**Qué debes hacer**
Retoma el texto sobre los tribunales de Nuremberg y Tokio y continúalo a partir de su última oración.

Es crucial señalar aquí que el tribunal estaba limitado no sólo en razón de la materia, sino también en razón de una circunstancia concreta y esta es la Segunda Guerra Mundial, de modo que aún si en una nación no beligerante se cometieron estos actos, el tribunal no sería competente para conocer del asunto, por último, los juzgados serían, claramente, sólo los derrotados, aun cuando en el caso de los vencedores se pudieran encontrar crímenes que fácilmente podrían encuadrar dentro de una de las 3 categorías ya descritas.

El Tribunal Militar Internacional emitió su sentencia el 30 de septiembre de 1946, misma que fue inapelable, en ella se condenaron a los jerarcas del partido NSDAP, principalmente a pena de muerte, pero algunos casos fueron sujetos a cadena perpetua y algunos pocos más a una cantidad de años en prisión, mientras que Hjalmar Schacht, Franz von Papen y Hans Fritzsche fueron hallados como no culpables.

Por otro lado, el Tribunal Militar Internacional para el Extremo oriente (o Tribunal de Tokio) fue creado el 19 de enero de 1946, mediante una proclama especial emitida por el General estadounidense y comandante Supremo de las Fuerzas Aliadas, Douglas Mac Arthur. Este Tribunal, al igual que el de Nuremberg, estaría encargado de juzgar a las personas acusadas individualmente de crímenes y principalmente crímenes contra la Humanidad.

Destaca que el Estatuto del Tribunal Militar Internacional para el Extremo Oriente contempla las mismas categorías que el Estatuto del Tribunal de Nuremberg, a saber: crímenes contra la paz, de guerra y contra la humanidad. Existe sin embargo, un matiz ligero pero significativo en la definición de los crímenes contra la paz, pues el Estatuto del Tribunal Militar Internacional para el Extremo Oriente (en adelante Tribunal de Tokio) comprende la organización, preparación, prosecución o iniciación de una llamada guerra de agresión haya o no sido declarada como tal, esto debido a que se llegó a presentar el caso de que las hostilidades habían iniciado sin una declaración de guerra formal, aunque para todos los efectos se tratara de un acto de guerra de agresión.

Destacó que el Tribunal de Tokio no hizo comparecer al jefe supremo del estado vencido y juzgado, es decir, al emperador Hiro-Hito, esto fue así por motivos puramente pragmáticos, pues la figura del emperador era necesaria para mantener la estructura del gobierno japonés durante la ocupación. Así las cosas, el Tribunal de Tokio se encargó de juzgar veintiocho acusados. Ninguno de estos acusados pudo obtener, a diferencia de los juicios de Nuremberg, una sentencia absolutoria. No sobra mencionar que cuando en la defensa se intentó acusar a los Estados Unidos por el asesinato de civiles japoneses empleando bombas atómicas, el Tribunal de Tokio desechó la acusación, señalando que estaba fuera de su jurisdicción.[9] [10]

Que se haya desechado la acusación de la defensa referente a las Bombas Atómicas lanzadas sobre las ciudades Hiroshima y Nagasaki evoca la frase dicha por el Juez Radhabinod Pal, quien fuera parte del Tribunal de Tokio y, contra las presiones mediáticas que enfrentó, emitió un voto disidente, en el que entre otras cosas señaló que el vencedor puede otorgar al vencido misericordia o ejecutar una venganza, pero no puede otorgarle justicia[11].

**Datos proporcionados**
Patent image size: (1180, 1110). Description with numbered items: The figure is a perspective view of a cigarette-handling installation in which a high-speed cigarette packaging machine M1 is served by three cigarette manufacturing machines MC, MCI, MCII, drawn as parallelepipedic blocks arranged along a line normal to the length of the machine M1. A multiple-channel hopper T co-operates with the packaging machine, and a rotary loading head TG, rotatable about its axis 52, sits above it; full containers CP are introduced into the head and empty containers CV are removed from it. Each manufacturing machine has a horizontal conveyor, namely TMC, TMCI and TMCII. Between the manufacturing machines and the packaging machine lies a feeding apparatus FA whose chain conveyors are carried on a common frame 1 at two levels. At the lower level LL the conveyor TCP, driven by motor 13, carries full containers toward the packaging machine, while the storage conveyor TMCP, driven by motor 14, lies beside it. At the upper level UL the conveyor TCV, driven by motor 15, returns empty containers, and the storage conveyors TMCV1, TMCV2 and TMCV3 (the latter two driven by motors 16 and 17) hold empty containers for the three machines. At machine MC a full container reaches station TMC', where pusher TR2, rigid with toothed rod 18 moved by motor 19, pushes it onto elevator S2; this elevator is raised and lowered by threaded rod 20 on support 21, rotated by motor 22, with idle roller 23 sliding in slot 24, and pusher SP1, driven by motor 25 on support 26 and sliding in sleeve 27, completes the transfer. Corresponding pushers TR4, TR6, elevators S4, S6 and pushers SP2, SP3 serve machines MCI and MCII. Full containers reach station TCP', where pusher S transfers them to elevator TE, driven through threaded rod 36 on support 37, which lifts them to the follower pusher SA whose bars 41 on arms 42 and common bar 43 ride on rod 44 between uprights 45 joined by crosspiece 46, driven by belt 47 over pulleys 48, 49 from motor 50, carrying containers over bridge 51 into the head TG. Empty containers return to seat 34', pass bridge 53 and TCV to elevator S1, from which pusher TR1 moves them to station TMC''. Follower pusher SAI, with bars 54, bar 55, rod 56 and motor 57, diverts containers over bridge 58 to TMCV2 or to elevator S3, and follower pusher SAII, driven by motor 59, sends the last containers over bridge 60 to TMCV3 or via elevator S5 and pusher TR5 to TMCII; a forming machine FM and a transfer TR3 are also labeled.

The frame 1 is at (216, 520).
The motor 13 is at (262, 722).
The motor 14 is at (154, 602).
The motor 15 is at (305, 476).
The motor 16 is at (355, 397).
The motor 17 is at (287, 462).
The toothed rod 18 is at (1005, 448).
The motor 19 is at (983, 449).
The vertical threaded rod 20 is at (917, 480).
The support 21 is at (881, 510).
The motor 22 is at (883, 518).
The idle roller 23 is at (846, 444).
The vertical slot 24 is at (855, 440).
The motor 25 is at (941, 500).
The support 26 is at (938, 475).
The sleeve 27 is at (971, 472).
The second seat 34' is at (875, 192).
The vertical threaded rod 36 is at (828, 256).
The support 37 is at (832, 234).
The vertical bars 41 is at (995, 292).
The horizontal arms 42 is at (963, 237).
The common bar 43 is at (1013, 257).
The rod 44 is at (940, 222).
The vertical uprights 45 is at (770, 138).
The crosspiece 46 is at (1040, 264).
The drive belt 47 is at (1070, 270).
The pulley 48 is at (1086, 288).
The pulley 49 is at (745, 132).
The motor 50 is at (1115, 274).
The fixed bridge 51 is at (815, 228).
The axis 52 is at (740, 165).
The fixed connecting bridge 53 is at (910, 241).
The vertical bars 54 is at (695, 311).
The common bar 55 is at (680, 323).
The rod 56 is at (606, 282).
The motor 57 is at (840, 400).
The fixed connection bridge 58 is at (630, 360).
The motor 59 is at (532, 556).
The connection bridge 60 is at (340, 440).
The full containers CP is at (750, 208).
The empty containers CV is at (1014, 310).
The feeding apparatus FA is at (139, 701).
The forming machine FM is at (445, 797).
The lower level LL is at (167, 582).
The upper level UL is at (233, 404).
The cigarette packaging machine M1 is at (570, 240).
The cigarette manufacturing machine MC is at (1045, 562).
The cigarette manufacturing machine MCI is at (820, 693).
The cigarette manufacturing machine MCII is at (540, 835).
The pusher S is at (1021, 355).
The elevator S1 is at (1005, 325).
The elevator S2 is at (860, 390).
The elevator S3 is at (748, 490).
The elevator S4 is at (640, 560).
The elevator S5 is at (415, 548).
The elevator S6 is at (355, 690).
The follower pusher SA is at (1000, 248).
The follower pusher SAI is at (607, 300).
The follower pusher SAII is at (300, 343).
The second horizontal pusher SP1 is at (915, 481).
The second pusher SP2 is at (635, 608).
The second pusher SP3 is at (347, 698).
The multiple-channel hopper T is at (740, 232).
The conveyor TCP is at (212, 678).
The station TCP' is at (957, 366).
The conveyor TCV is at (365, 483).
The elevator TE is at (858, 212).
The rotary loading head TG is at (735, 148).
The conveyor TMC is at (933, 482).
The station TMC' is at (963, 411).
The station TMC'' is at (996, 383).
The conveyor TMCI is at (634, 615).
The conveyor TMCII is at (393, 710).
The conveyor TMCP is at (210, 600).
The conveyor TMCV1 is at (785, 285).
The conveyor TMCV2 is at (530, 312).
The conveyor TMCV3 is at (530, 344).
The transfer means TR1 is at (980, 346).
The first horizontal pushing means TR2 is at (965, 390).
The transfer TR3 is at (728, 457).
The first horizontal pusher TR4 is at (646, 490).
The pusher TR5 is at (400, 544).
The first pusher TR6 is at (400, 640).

**Respuesta**
En efecto, una de las consecuencias políticas – hablaremos de las jurídicas en breve- de ambos juicios, tanto del de Nuremberg como el de Tokio fue la implementación de lo que R. R. Reno llamó “El Consenso de la Posguerra”[12], consistiendo este en la progresiva destrucción de los símbolos que son asociados con gobiernos fuertes o como la literatura al uso los llamaría más tarde, gobiernos autoritarios o autócratas, y sustituir a estos por dioses que han optado por ser débiles y ceder su fuerza. En efecto, el consenso de la posguerra fincado en estos Juicios se caracterizó por intentar establecer un nuevo Derecho Natural, es decir, una vinculación ética-jurídica entre los hombres, que trasciende e infunde la ley positiva. Este Derecho Natural no pretendía ser una carta de buenos deseos, sino reflejar el supuesto compromiso de las naciones que conforman la llamada Comunidad internacional al hacerlo exigible o sancionable.

Resulta ilustrativo que, como enseña Alejandro Rodiles[13], la Comunidad Internacional en occidente tiene una vocación misionera, es decir, el deseo de llevar un orden de las cosas hacia el resto de los países. Esta vocación misionera está inscrita en el espíritu de occidente en tanto fue formado por la Iglesia de Roma[14], creadora de la misma idea de universalidad y que se encargó efectivamente de esparcir una cultura común, cultura enraizada por la labor de las ordenes monásticas y misioneras que al evangelizar los territorios los introducían también en el mundo romano, de las instituciones y sobre todo de las formas jurídicas que son la gran herencia de Roma, como señala Remi Brague[15].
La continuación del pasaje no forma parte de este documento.